Provide only the number of lines in the records below that include "中的元素为".

-- Start of Supplied records --

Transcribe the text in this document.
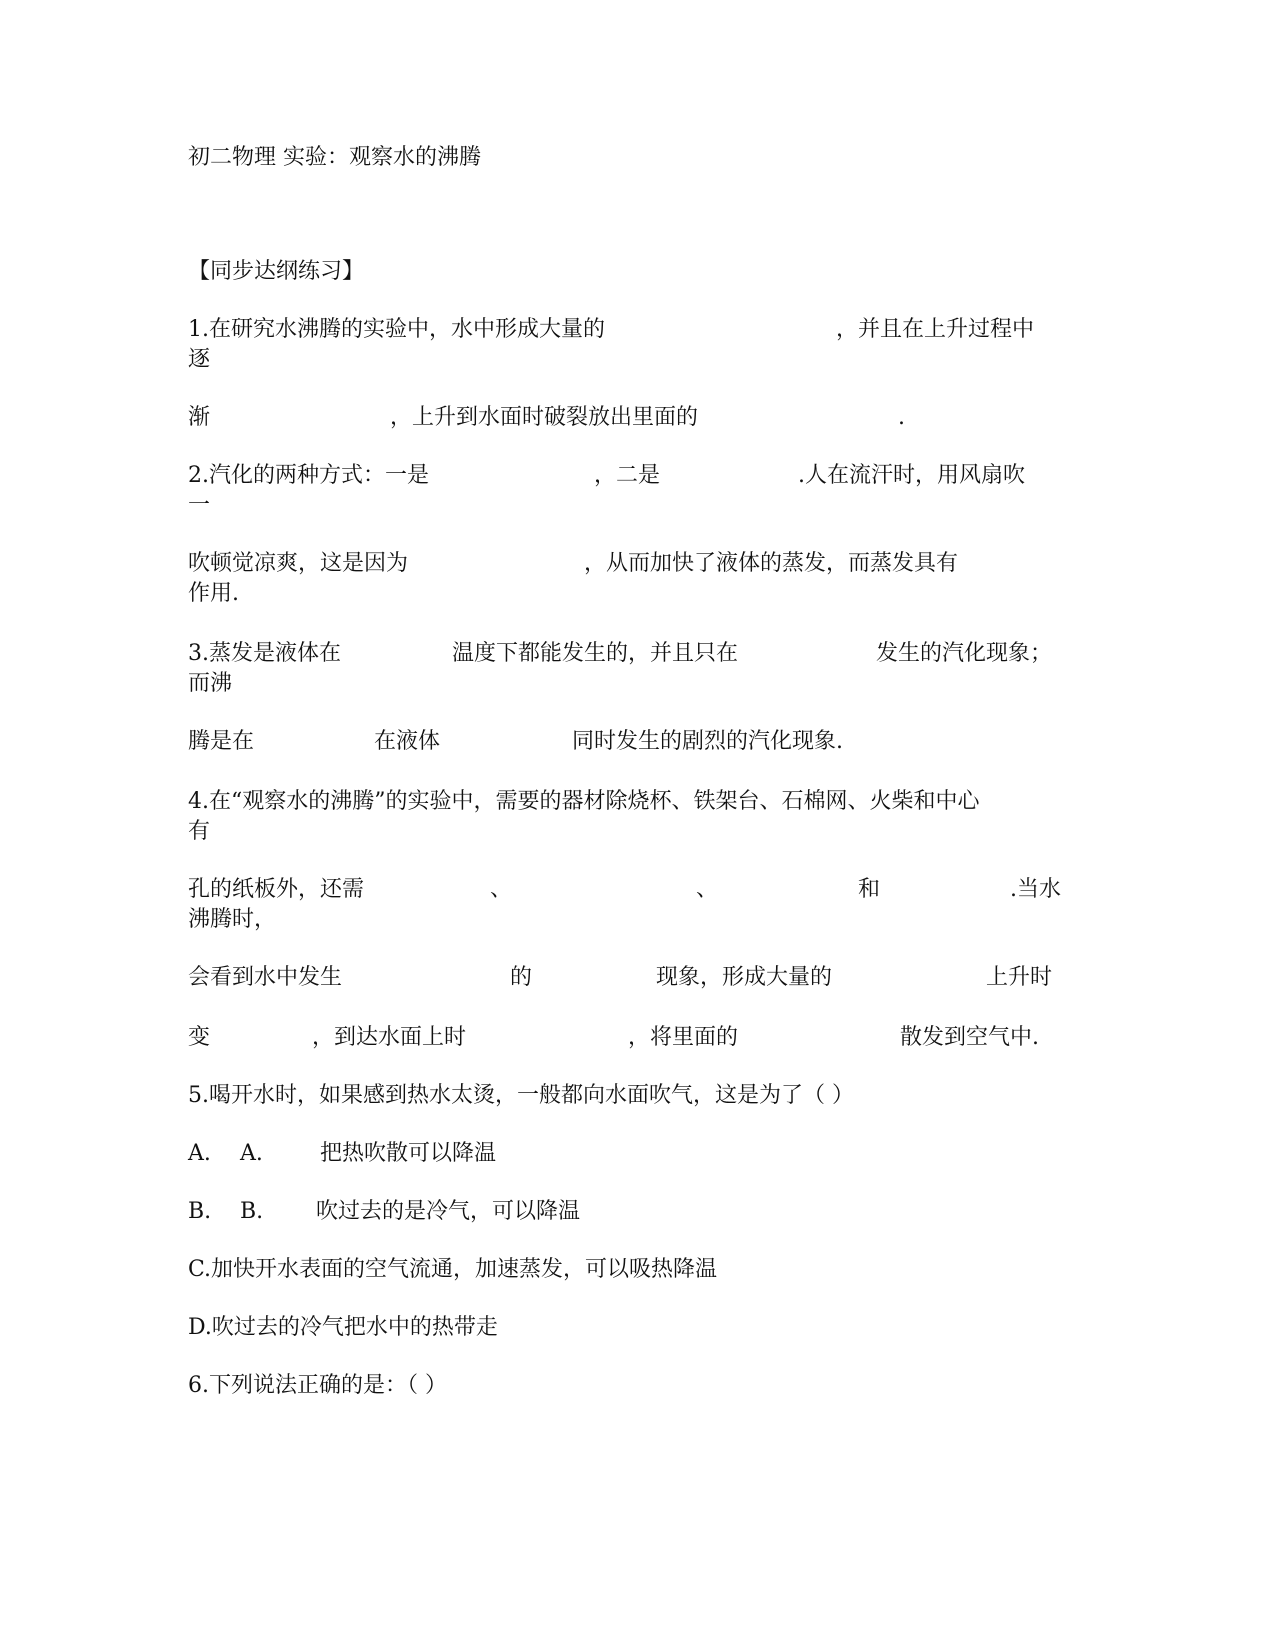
初二物理 实验：观察水的沸腾
【同步达纲练习】
1.在研究水沸腾的实验中，水中形成大量的	，并且在上升过程中
逐
渐	，上升到水面时破裂放出里面的	.
2.汽化的两种方式：一是	，二是	.人在流汗时，用风扇吹
一
吹顿觉凉爽，这是因为	，从而加快了液体的蒸发，而蒸发具有
作用.
3.蒸发是液体在	温度下都能发生的，并且只在	发生的汽化现象；
而沸
腾是在	在液体	同时发生的剧烈的汽化现象.
4.在“观察水的沸腾”的实验中，需要的器材除烧杯、铁架台、石棉网、火柴和中心
有
孔的纸板外，还需	、	、	和	.当水
沸腾时，
会看到水中发生	的	现象，形成大量的	上升时
变	，到达水面上时	，将里面的	散发到空气中.
5.喝开水时，如果感到热水太烫，一般都向水面吹气，这是为了（ ）
A. A.	把热吹散可以降温
B. B. 吹过去的是冷气，可以降温
C.加快开水表面的空气流通，加速蒸发，可以吸热降温
D.吹过去的冷气把水中的热带走
6.下列说法正确的是：（ ）
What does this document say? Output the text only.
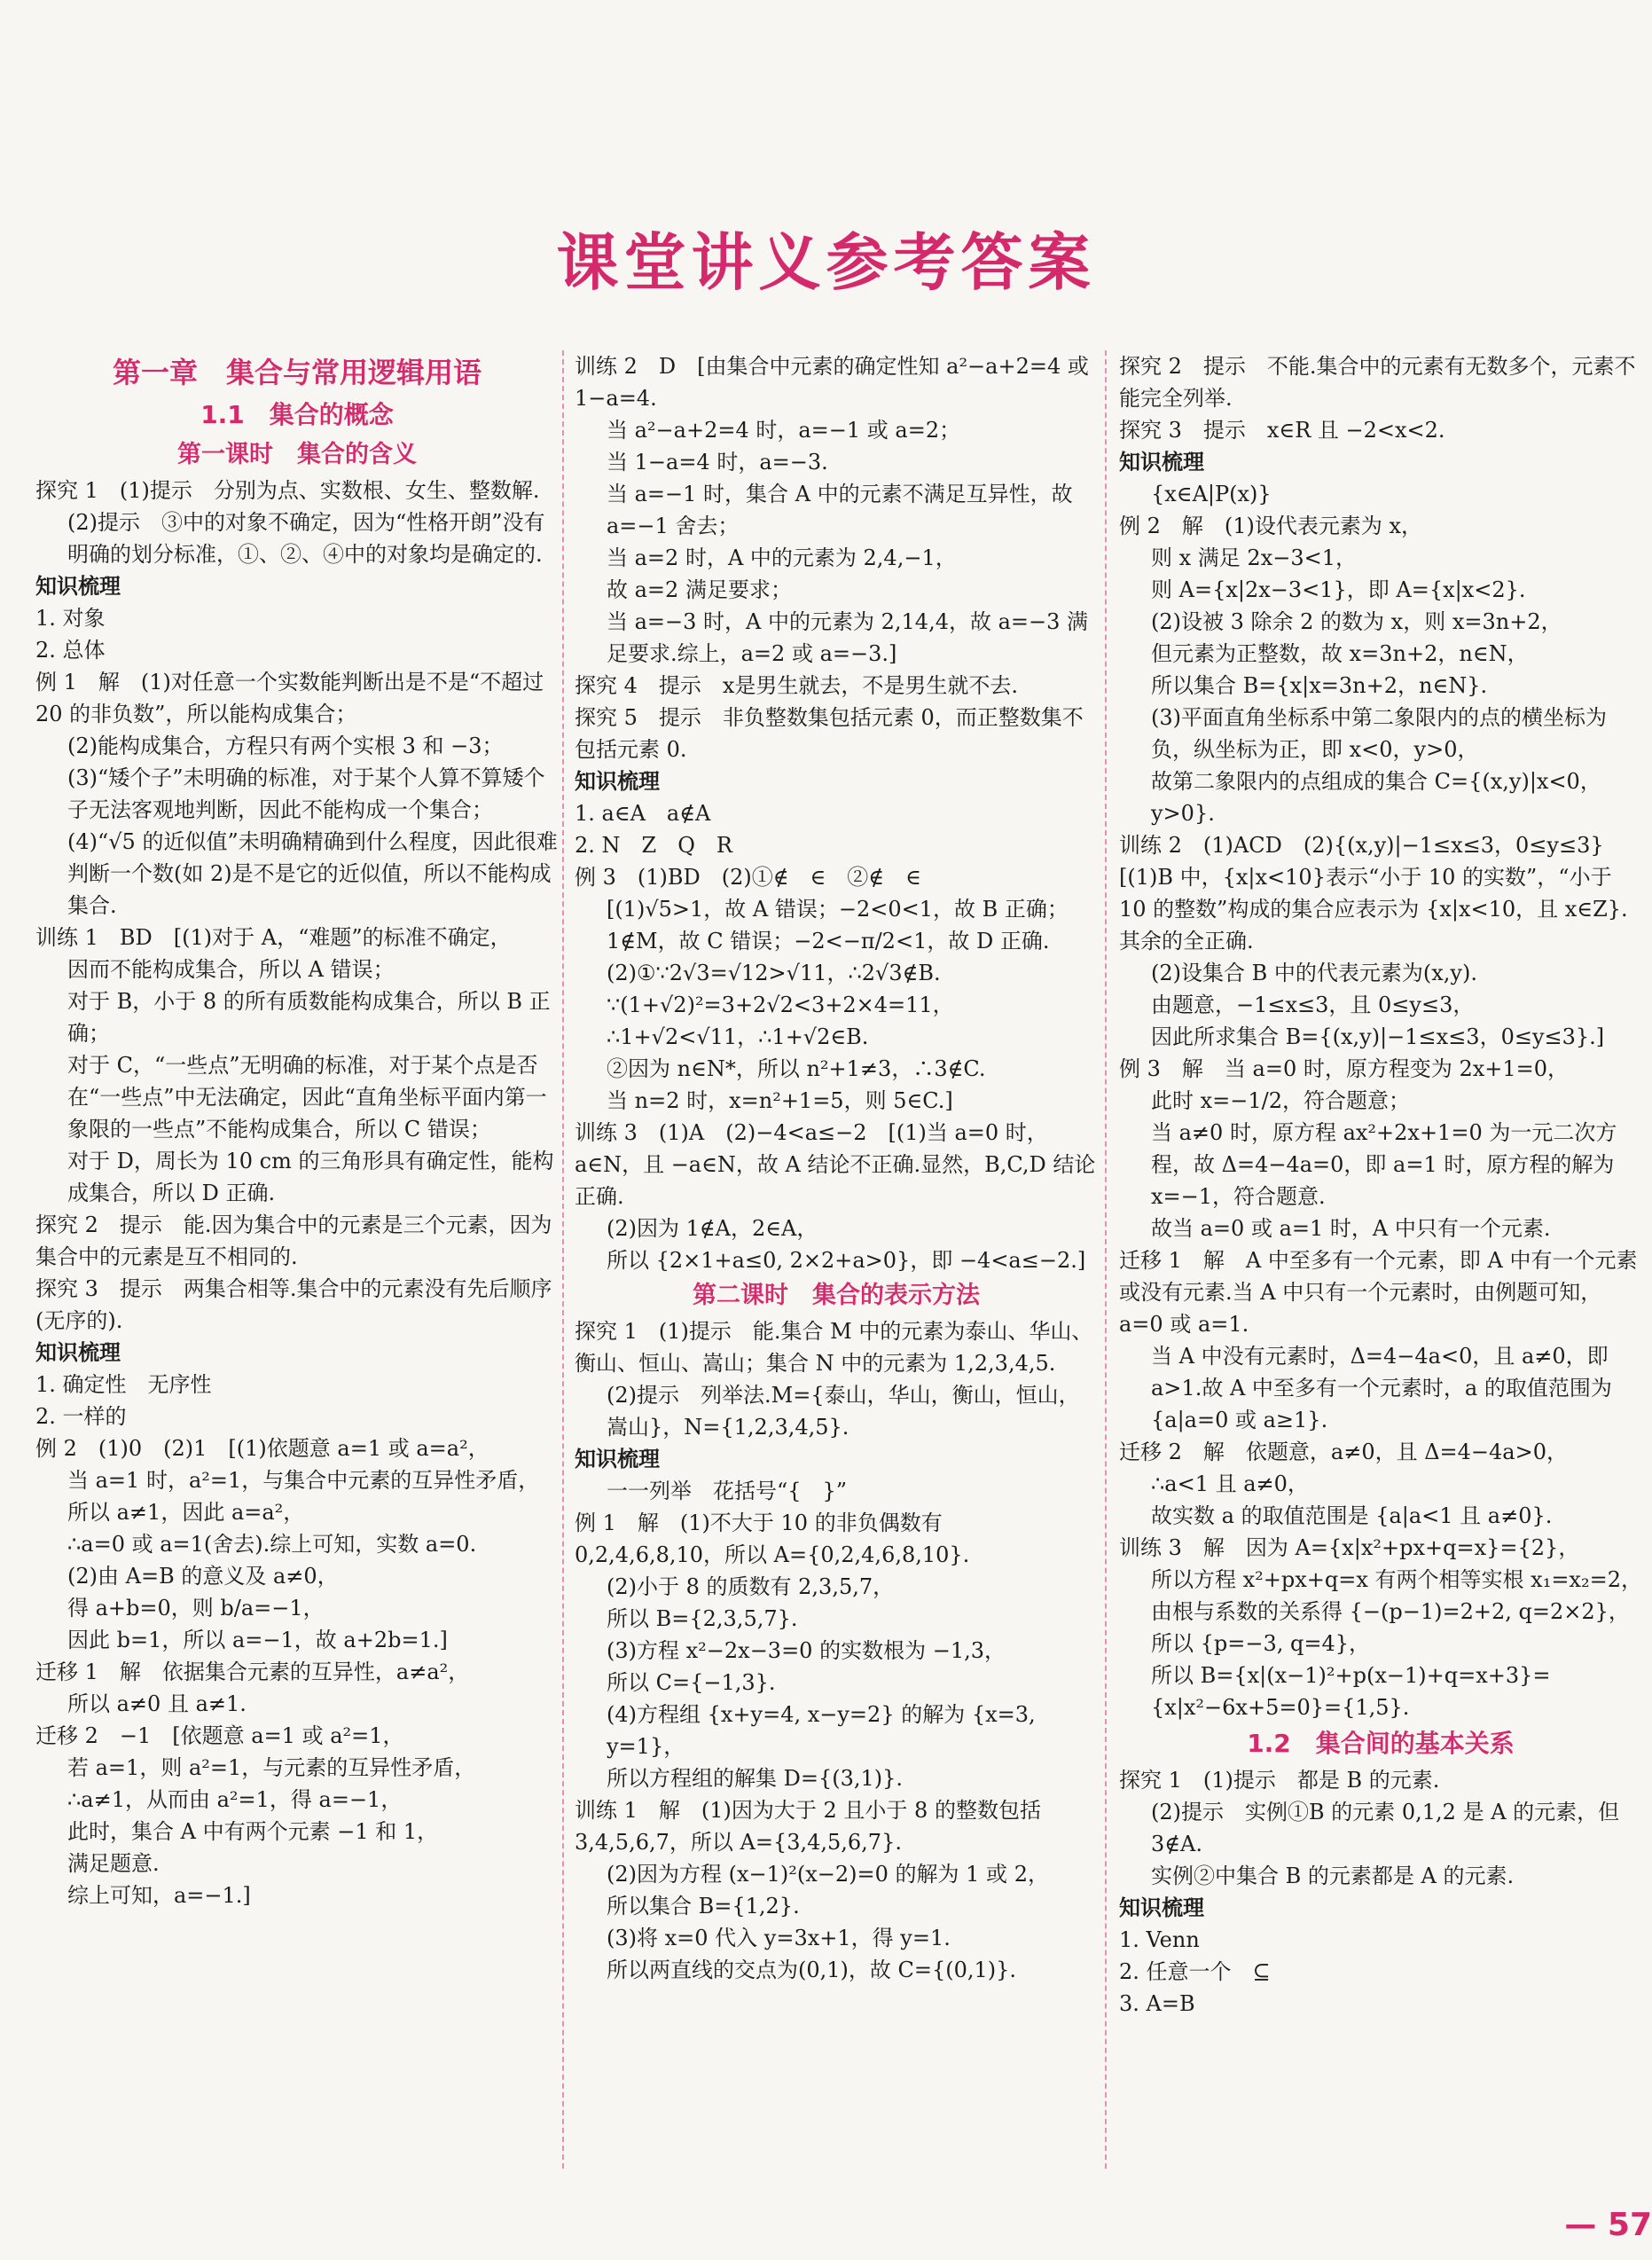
课堂讲义参考答案
第一章　集合与常用逻辑用语
1.1　集合的概念
第一课时　集合的含义
探究 1　(1)提示　分别为点、实数根、女生、整数解.
(2)提示　③中的对象不确定，因为“性格开朗”没有明确的划分标准，①、②、④中的对象均是确定的.
知识梳理
1. 对象
2. 总体
例 1　解　(1)对任意一个实数能判断出是不是“不超过 20 的非负数”，所以能构成集合；
(2)能构成集合，方程只有两个实根 3 和 −3；
(3)“矮个子”未明确的标准，对于某个人算不算矮个子无法客观地判断，因此不能构成一个集合；
(4)“√5 的近似值”未明确精确到什么程度，因此很难判断一个数(如 2)是不是它的近似值，所以不能构成集合.
训练 1　BD　[(1)对于 A，“难题”的标准不确定，
因而不能构成集合，所以 A 错误；
对于 B，小于 8 的所有质数能构成集合，所以 B 正确；
对于 C，“一些点”无明确的标准，对于某个点是否在“一些点”中无法确定，因此“直角坐标平面内第一象限的一些点”不能构成集合，所以 C 错误；
对于 D，周长为 10 cm 的三角形具有确定性，能构成集合，所以 D 正确.
探究 2　提示　能.因为集合中的元素是三个元素，因为集合中的元素是互不相同的.
探究 3　提示　两集合相等.集合中的元素没有先后顺序(无序的).
知识梳理
1. 确定性　无序性
2. 一样的
例 2　(1)0　(2)1　[(1)依题意 a=1 或 a=a²，
当 a=1 时，a²=1，与集合中元素的互异性矛盾，
所以 a≠1，因此 a=a²，
∴a=0 或 a=1(舍去).综上可知，实数 a=0.
(2)由 A=B 的意义及 a≠0，
得 a+b=0，则 b/a=−1，
因此 b=1，所以 a=−1，故 a+2b=1.]
迁移 1　解　依据集合元素的互异性，a≠a²，
所以 a≠0 且 a≠1.
迁移 2　−1　[依题意 a=1 或 a²=1，
若 a=1，则 a²=1，与元素的互异性矛盾，
∴a≠1，从而由 a²=1，得 a=−1，
此时，集合 A 中有两个元素 −1 和 1，
满足题意.
综上可知，a=−1.]
训练 2　D　[由集合中元素的确定性知 a²−a+2=4 或 1−a=4.
当 a²−a+2=4 时，a=−1 或 a=2；
当 1−a=4 时，a=−3.
当 a=−1 时，集合 A 中的元素不满足互异性，故 a=−1 舍去；
当 a=2 时，A 中的元素为 2,4,−1，
故 a=2 满足要求；
当 a=−3 时，A 中的元素为 2,14,4，故 a=−3 满足要求.综上，a=2 或 a=−3.]
探究 4　提示　x是男生就去，不是男生就不去.
探究 5　提示　非负整数集包括元素 0，而正整数集不包括元素 0.
知识梳理
1. a∈A　a∉A
2. N　Z　Q　R
例 3　(1)BD　(2)①∉　∈　②∉　∈
[(1)√5>1，故 A 错误；−2<0<1，故 B 正确；
1∉M，故 C 错误；−2<−π/2<1，故 D 正确.
(2)①∵2√3=√12>√11，∴2√3∉B.
∵(1+√2)²=3+2√2<3+2×4=11，
∴1+√2<√11，∴1+√2∈B.
②因为 n∈N*，所以 n²+1≠3，∴3∉C.
当 n=2 时，x=n²+1=5，则 5∈C.]
训练 3　(1)A　(2)−4<a≤−2　[(1)当 a=0 时，a∈N，且 −a∈N，故 A 结论不正确.显然，B,C,D 结论正确.
(2)因为 1∉A，2∈A，
所以 {2×1+a≤0, 2×2+a>0}，即 −4<a≤−2.]
第二课时　集合的表示方法
探究 1　(1)提示　能.集合 M 中的元素为泰山、华山、衡山、恒山、嵩山；集合 N 中的元素为 1,2,3,4,5.
(2)提示　列举法.M={泰山，华山，衡山，恒山，嵩山}，N={1,2,3,4,5}.
知识梳理
一一列举　花括号“{　}”
例 1　解　(1)不大于 10 的非负偶数有 0,2,4,6,8,10，所以 A={0,2,4,6,8,10}.
(2)小于 8 的质数有 2,3,5,7，
所以 B={2,3,5,7}.
(3)方程 x²−2x−3=0 的实数根为 −1,3，
所以 C={−1,3}.
(4)方程组 {x+y=4, x−y=2} 的解为 {x=3, y=1}，
所以方程组的解集 D={(3,1)}.
训练 1　解　(1)因为大于 2 且小于 8 的整数包括 3,4,5,6,7，所以 A={3,4,5,6,7}.
(2)因为方程 (x−1)²(x−2)=0 的解为 1 或 2，
所以集合 B={1,2}.
(3)将 x=0 代入 y=3x+1，得 y=1.
所以两直线的交点为(0,1)，故 C={(0,1)}.
探究 2　提示　不能.集合中的元素有无数多个，元素不能完全列举.
探究 3　提示　x∈R 且 −2<x<2.
知识梳理
{x∈A|P(x)}
例 2　解　(1)设代表元素为 x，
则 x 满足 2x−3<1，
则 A={x|2x−3<1}，即 A={x|x<2}.
(2)设被 3 除余 2 的数为 x，则 x=3n+2，
但元素为正整数，故 x=3n+2，n∈N，
所以集合 B={x|x=3n+2，n∈N}.
(3)平面直角坐标系中第二象限内的点的横坐标为负，纵坐标为正，即 x<0，y>0，
故第二象限内的点组成的集合 C={(x,y)|x<0，y>0}.
训练 2　(1)ACD　(2){(x,y)|−1≤x≤3，0≤y≤3}　[(1)B 中，{x|x<10}表示“小于 10 的实数”，“小于 10 的整数”构成的集合应表示为 {x|x<10，且 x∈Z}.其余的全正确.
(2)设集合 B 中的代表元素为(x,y).
由题意，−1≤x≤3，且 0≤y≤3，
因此所求集合 B={(x,y)|−1≤x≤3，0≤y≤3}.]
例 3　解　当 a=0 时，原方程变为 2x+1=0，
此时 x=−1/2，符合题意；
当 a≠0 时，原方程 ax²+2x+1=0 为一元二次方程，故 Δ=4−4a=0，即 a=1 时，原方程的解为 x=−1，符合题意.
故当 a=0 或 a=1 时，A 中只有一个元素.
迁移 1　解　A 中至多有一个元素，即 A 中有一个元素或没有元素.当 A 中只有一个元素时，由例题可知，a=0 或 a=1.
当 A 中没有元素时，Δ=4−4a<0，且 a≠0，即 a>1.故 A 中至多有一个元素时，a 的取值范围为 {a|a=0 或 a≥1}.
迁移 2　解　依题意，a≠0，且 Δ=4−4a>0，
∴a<1 且 a≠0，
故实数 a 的取值范围是 {a|a<1 且 a≠0}.
训练 3　解　因为 A={x|x²+px+q=x}={2}，
所以方程 x²+px+q=x 有两个相等实根 x₁=x₂=2，
由根与系数的关系得 {−(p−1)=2+2, q=2×2}，
所以 {p=−3, q=4}，
所以 B={x|(x−1)²+p(x−1)+q=x+3}={x|x²−6x+5=0}={1,5}.
1.2　集合间的基本关系
探究 1　(1)提示　都是 B 的元素.
(2)提示　实例①B 的元素 0,1,2 是 A 的元素，但 3∉A.
实例②中集合 B 的元素都是 A 的元素.
知识梳理
1. Venn
2. 任意一个　⊆
3. A=B
— 57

-- End of Supplied records --

Expected answer: 3